WHAT IS REQUIRED
Track down every line below that holds "Corporation" and copy it.

STORED ROWS
▬▬▬▬▬▬▬▬▬▬
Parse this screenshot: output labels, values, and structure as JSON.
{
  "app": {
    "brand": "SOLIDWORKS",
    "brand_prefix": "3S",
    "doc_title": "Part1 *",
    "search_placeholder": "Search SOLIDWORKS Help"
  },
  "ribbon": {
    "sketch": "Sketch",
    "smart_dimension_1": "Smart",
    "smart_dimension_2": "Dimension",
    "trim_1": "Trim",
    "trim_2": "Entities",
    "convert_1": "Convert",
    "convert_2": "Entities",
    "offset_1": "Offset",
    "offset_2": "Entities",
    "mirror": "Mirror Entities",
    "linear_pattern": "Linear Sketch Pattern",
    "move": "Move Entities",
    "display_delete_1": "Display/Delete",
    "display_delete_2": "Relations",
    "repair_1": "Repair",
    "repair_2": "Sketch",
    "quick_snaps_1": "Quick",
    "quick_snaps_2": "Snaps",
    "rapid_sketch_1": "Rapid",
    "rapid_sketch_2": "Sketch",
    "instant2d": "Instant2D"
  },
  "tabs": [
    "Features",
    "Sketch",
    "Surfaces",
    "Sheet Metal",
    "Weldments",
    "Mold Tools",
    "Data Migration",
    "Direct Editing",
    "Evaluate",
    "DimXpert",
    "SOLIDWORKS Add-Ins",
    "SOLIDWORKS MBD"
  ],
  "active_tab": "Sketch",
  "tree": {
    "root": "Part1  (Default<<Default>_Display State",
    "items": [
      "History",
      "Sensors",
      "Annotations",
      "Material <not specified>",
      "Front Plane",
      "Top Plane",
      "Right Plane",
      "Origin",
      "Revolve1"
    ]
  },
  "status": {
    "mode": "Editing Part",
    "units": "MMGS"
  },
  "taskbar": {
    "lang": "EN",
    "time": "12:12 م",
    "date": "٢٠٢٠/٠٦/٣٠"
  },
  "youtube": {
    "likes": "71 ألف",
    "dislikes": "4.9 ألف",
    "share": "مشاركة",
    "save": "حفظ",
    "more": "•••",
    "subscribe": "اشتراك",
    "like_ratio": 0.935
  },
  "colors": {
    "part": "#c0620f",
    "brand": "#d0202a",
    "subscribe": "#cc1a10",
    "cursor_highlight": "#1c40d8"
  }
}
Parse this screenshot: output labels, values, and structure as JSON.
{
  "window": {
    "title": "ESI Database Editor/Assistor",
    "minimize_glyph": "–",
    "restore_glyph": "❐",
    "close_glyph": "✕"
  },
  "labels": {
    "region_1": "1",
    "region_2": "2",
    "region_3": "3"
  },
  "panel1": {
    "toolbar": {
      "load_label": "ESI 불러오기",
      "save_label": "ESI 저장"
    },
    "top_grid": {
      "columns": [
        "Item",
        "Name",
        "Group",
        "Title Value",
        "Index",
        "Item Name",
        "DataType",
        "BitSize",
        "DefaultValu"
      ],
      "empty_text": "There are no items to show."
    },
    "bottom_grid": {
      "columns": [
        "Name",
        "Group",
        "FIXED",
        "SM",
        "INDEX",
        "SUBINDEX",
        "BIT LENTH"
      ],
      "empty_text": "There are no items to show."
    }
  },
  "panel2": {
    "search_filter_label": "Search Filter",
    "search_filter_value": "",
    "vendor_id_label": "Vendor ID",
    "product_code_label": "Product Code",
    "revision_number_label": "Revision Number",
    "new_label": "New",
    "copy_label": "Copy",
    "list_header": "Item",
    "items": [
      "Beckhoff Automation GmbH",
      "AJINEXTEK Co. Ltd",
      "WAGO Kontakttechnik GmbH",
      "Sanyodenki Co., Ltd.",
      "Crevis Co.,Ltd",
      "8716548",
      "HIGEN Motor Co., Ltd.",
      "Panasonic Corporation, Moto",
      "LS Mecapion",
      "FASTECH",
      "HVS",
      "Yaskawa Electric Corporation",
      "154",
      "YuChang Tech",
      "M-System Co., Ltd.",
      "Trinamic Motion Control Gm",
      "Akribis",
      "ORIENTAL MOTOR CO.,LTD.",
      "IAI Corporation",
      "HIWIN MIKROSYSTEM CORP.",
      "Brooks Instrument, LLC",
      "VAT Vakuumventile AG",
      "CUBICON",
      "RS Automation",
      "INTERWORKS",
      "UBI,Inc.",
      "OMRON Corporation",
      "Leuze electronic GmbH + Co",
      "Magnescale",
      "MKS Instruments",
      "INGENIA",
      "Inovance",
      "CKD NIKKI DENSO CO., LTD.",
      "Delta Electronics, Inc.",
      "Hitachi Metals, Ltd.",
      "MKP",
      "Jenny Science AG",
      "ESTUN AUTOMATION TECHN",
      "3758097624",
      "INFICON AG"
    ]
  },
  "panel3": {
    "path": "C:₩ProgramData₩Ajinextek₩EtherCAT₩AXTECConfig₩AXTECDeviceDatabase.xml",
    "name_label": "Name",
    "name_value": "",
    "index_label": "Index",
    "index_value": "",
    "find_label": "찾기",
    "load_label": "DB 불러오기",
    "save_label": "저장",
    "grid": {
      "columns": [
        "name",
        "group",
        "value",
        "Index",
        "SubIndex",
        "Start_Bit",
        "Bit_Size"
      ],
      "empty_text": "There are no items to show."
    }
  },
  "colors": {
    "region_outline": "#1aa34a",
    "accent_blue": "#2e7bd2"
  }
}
▬▬▬▬▬▬▬▬▬▬
RESULT
      "Panasonic Corporation, Moto",
      "Yaskawa Electric Corporation",
      "IAI Corporation",
      "OMRON Corporation",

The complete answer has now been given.